» **THE PROBLEM**:
Repeat the listing below in full, exactly as it stands.

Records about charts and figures
===============

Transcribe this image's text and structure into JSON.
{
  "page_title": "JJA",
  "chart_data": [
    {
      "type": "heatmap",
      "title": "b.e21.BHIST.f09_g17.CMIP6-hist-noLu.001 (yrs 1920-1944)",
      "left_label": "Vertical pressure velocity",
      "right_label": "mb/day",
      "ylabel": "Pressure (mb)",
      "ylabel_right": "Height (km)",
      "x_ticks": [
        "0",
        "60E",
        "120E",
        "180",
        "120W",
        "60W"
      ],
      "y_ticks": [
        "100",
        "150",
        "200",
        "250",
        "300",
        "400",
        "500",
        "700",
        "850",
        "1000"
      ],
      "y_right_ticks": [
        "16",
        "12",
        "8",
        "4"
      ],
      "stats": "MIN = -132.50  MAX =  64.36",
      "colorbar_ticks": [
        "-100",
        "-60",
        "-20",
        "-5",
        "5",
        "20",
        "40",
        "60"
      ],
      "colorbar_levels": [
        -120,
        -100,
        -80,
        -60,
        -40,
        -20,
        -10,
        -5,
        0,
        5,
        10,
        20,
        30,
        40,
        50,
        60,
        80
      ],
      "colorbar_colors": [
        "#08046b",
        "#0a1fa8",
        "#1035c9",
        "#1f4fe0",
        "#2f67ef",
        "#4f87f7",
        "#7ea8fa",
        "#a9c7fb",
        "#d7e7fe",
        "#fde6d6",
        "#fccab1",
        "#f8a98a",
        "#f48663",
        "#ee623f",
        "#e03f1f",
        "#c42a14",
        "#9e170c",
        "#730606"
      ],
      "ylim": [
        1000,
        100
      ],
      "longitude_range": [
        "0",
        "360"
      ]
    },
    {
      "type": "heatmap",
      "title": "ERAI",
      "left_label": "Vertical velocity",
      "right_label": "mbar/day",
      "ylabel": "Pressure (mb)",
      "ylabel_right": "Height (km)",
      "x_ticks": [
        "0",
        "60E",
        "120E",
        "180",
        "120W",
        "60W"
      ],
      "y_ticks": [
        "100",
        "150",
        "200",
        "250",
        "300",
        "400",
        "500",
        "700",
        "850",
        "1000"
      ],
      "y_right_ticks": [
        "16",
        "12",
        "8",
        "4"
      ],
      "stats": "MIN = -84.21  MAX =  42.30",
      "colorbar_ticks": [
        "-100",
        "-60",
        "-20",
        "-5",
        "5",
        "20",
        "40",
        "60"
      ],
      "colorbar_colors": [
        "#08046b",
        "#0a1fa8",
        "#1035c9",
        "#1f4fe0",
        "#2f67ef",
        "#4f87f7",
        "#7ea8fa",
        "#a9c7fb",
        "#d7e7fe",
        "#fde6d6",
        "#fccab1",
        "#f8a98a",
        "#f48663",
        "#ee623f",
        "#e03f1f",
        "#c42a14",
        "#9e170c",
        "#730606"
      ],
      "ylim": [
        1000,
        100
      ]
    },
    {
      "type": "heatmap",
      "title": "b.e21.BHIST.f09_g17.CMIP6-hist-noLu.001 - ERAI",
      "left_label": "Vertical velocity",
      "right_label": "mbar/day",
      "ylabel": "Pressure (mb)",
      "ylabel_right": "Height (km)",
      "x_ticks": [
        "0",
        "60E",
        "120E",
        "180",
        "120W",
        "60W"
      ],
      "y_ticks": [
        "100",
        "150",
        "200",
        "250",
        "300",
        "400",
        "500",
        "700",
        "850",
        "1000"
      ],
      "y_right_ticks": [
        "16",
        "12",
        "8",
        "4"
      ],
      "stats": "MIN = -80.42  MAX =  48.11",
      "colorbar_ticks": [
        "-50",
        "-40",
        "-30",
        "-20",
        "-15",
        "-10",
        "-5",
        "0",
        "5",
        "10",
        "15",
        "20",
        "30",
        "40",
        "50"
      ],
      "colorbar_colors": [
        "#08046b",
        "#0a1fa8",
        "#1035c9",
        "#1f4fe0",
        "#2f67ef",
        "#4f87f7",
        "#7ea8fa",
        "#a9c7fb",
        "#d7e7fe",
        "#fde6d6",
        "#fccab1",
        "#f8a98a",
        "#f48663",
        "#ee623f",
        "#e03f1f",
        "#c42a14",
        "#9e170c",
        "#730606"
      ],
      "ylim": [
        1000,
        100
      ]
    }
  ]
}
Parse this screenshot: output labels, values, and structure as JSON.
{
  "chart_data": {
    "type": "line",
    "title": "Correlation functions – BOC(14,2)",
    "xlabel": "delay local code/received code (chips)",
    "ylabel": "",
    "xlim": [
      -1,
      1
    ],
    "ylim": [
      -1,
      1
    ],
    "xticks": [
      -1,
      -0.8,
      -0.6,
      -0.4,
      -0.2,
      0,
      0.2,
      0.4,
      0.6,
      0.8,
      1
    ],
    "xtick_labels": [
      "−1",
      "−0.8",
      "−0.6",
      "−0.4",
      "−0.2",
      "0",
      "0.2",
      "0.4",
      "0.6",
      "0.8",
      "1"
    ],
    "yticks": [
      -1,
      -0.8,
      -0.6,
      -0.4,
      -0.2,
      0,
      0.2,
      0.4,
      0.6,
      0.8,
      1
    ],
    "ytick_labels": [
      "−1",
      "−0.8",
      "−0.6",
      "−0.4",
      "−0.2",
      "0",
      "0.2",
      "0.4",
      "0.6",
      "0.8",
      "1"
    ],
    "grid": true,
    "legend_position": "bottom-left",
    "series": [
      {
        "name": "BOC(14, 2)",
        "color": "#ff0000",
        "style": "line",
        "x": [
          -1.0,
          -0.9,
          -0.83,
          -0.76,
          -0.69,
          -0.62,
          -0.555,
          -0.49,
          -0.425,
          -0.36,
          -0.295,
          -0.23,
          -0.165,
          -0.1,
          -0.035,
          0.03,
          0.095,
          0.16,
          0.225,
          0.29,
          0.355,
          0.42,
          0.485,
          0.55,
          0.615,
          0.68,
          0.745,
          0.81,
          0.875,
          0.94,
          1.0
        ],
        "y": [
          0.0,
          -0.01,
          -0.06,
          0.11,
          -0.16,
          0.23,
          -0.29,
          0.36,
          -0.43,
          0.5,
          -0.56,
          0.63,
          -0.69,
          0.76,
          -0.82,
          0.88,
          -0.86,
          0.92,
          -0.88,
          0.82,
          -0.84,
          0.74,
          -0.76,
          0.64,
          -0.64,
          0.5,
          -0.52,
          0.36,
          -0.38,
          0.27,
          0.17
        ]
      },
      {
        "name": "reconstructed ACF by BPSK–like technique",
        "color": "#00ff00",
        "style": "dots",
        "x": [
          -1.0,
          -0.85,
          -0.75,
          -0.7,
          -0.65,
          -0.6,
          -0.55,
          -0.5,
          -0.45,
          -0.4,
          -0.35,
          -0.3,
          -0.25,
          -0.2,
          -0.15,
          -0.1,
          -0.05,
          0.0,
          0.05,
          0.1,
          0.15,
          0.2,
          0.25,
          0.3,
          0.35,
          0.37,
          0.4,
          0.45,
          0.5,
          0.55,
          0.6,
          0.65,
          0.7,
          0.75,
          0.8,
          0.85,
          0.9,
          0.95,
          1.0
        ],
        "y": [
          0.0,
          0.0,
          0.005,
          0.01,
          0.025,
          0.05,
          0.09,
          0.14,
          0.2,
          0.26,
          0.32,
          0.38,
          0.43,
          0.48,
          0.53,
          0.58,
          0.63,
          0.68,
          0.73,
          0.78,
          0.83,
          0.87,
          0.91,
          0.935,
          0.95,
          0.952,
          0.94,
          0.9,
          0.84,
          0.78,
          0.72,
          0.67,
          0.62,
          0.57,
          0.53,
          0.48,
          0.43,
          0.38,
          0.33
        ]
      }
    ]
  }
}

===============

» **WRITTEN RESPONSE**:
Transcribe this image's text and structure into JSON.
{
  "page_title": "JJA",
  "chart_data": [
    {
      "type": "heatmap",
      "title": "b.e21.BHIST.f09_g17.CMIP6-hist-noLu.001 (yrs 1920-1944)",
      "left_label": "Vertical pressure velocity",
      "right_label": "mb/day",
      "ylabel": "Pressure (mb)",
      "ylabel_right": "Height (km)",
      "x_ticks": [
        "0",
        "60E",
        "120E",
        "180",
        "120W",
        "60W"
      ],
      "y_ticks": [
        "100",
        "150",
        "200",
        "250",
        "300",
        "400",
        "500",
        "700",
        "850",
        "1000"
      ],
      "y_right_ticks": [
        "16",
        "12",
        "8",
        "4"
      ],
      "stats": "MIN = -132.50  MAX =  64.36",
      "colorbar_ticks": [
        "-100",
        "-60",
        "-20",
        "-5",
        "5",
        "20",
        "40",
        "60"
      ],
      "colorbar_levels": [
        -120,
        -100,
        -80,
        -60,
        -40,
        -20,
        -10,
        -5,
        0,
        5,
        10,
        20,
        30,
        40,
        50,
        60,
        80
      ],
      "colorbar_colors": [
        "#08046b",
        "#0a1fa8",
        "#1035c9",
        "#1f4fe0",
        "#2f67ef",
        "#4f87f7",
        "#7ea8fa",
        "#a9c7fb",
        "#d7e7fe",
        "#fde6d6",
        "#fccab1",
        "#f8a98a",
        "#f48663",
        "#ee623f",
        "#e03f1f",
        "#c42a14",
        "#9e170c",
        "#730606"
      ],
      "ylim": [
        1000,
        100
      ],
      "longitude_range": [
        "0",
        "360"
      ]
    },
    {
      "type": "heatmap",
      "title": "ERAI",
      "left_label": "Vertical velocity",
      "right_label": "mbar/day",
      "ylabel": "Pressure (mb)",
      "ylabel_right": "Height (km)",
      "x_ticks": [
        "0",
        "60E",
        "120E",
        "180",
        "120W",
        "60W"
      ],
      "y_ticks": [
        "100",
        "150",
        "200",
        "250",
        "300",
        "400",
        "500",
        "700",
        "850",
        "1000"
      ],
      "y_right_ticks": [
        "16",
        "12",
        "8",
        "4"
      ],
      "stats": "MIN = -84.21  MAX =  42.30",
      "colorbar_ticks": [
        "-100",
        "-60",
        "-20",
        "-5",
        "5",
        "20",
        "40",
        "60"
      ],
      "colorbar_colors": [
        "#08046b",
        "#0a1fa8",
        "#1035c9",
        "#1f4fe0",
        "#2f67ef",
        "#4f87f7",
        "#7ea8fa",
        "#a9c7fb",
        "#d7e7fe",
        "#fde6d6",
        "#fccab1",
        "#f8a98a",
        "#f48663",
        "#ee623f",
        "#e03f1f",
        "#c42a14",
        "#9e170c",
        "#730606"
      ],
      "ylim": [
        1000,
        100
      ]
    },
    {
      "type": "heatmap",
      "title": "b.e21.BHIST.f09_g17.CMIP6-hist-noLu.001 - ERAI",
      "left_label": "Vertical velocity",
      "right_label": "mbar/day",
      "ylabel": "Pressure (mb)",
      "ylabel_right": "Height (km)",
      "x_ticks": [
        "0",
        "60E",
        "120E",
        "180",
        "120W",
        "60W"
      ],
      "y_ticks": [
        "100",
        "150",
        "200",
        "250",
        "300",
        "400",
        "500",
        "700",
        "850",
        "1000"
      ],
      "y_right_ticks": [
        "16",
        "12",
        "8",
        "4"
      ],
      "stats": "MIN = -80.42  MAX =  48.11",
      "colorbar_ticks": [
        "-50",
        "-40",
        "-30",
        "-20",
        "-15",
        "-10",
        "-5",
        "0",
        "5",
        "10",
        "15",
        "20",
        "30",
        "40",
        "50"
      ],
      "colorbar_colors": [
        "#08046b",
        "#0a1fa8",
        "#1035c9",
        "#1f4fe0",
        "#2f67ef",
        "#4f87f7",
        "#7ea8fa",
        "#a9c7fb",
        "#d7e7fe",
        "#fde6d6",
        "#fccab1",
        "#f8a98a",
        "#f48663",
        "#ee623f",
        "#e03f1f",
        "#c42a14",
        "#9e170c",
        "#730606"
      ],
      "ylim": [
        1000,
        100
      ]
    }
  ]
}
Parse this screenshot: output labels, values, and structure as JSON.
{
  "chart_data": {
    "type": "line",
    "title": "Correlation functions – BOC(14,2)",
    "xlabel": "delay local code/received code (chips)",
    "ylabel": "",
    "xlim": [
      -1,
      1
    ],
    "ylim": [
      -1,
      1
    ],
    "xticks": [
      -1,
      -0.8,
      -0.6,
      -0.4,
      -0.2,
      0,
      0.2,
      0.4,
      0.6,
      0.8,
      1
    ],
    "xtick_labels": [
      "−1",
      "−0.8",
      "−0.6",
      "−0.4",
      "−0.2",
      "0",
      "0.2",
      "0.4",
      "0.6",
      "0.8",
      "1"
    ],
    "yticks": [
      -1,
      -0.8,
      -0.6,
      -0.4,
      -0.2,
      0,
      0.2,
      0.4,
      0.6,
      0.8,
      1
    ],
    "ytick_labels": [
      "−1",
      "−0.8",
      "−0.6",
      "−0.4",
      "−0.2",
      "0",
      "0.2",
      "0.4",
      "0.6",
      "0.8",
      "1"
    ],
    "grid": true,
    "legend_position": "bottom-left",
    "series": [
      {
        "name": "BOC(14, 2)",
        "color": "#ff0000",
        "style": "line",
        "x": [
          -1.0,
          -0.9,
          -0.83,
          -0.76,
          -0.69,
          -0.62,
          -0.555,
          -0.49,
          -0.425,
          -0.36,
          -0.295,
          -0.23,
          -0.165,
          -0.1,
          -0.035,
          0.03,
          0.095,
          0.16,
          0.225,
          0.29,
          0.355,
          0.42,
          0.485,
          0.55,
          0.615,
          0.68,
          0.745,
          0.81,
          0.875,
          0.94,
          1.0
        ],
        "y": [
          0.0,
          -0.01,
          -0.06,
          0.11,
          -0.16,
          0.23,
          -0.29,
          0.36,
          -0.43,
          0.5,
          -0.56,
          0.63,
          -0.69,
          0.76,
          -0.82,
          0.88,
          -0.86,
          0.92,
          -0.88,
          0.82,
          -0.84,
          0.74,
          -0.76,
          0.64,
          -0.64,
          0.5,
          -0.52,
          0.36,
          -0.38,
          0.27,
          0.17
        ]
      },
      {
        "name": "reconstructed ACF by BPSK–like technique",
        "color": "#00ff00",
        "style": "dots",
        "x": [
          -1.0,
          -0.85,
          -0.75,
          -0.7,
          -0.65,
          -0.6,
          -0.55,
          -0.5,
          -0.45,
          -0.4,
          -0.35,
          -0.3,
          -0.25,
          -0.2,
          -0.15,
          -0.1,
          -0.05,
          0.0,
          0.05,
          0.1,
          0.15,
          0.2,
          0.25,
          0.3,
          0.35,
          0.37,
          0.4,
          0.45,
          0.5,
          0.55,
          0.6,
          0.65,
          0.7,
          0.75,
          0.8,
          0.85,
          0.9,
          0.95,
          1.0
        ],
        "y": [
          0.0,
          0.0,
          0.005,
          0.01,
          0.025,
          0.05,
          0.09,
          0.14,
          0.2,
          0.26,
          0.32,
          0.38,
          0.43,
          0.48,
          0.53,
          0.58,
          0.63,
          0.68,
          0.73,
          0.78,
          0.83,
          0.87,
          0.91,
          0.935,
          0.95,
          0.952,
          0.94,
          0.9,
          0.84,
          0.78,
          0.72,
          0.67,
          0.62,
          0.57,
          0.53,
          0.48,
          0.43,
          0.38,
          0.33
        ]
      }
    ]
  }
}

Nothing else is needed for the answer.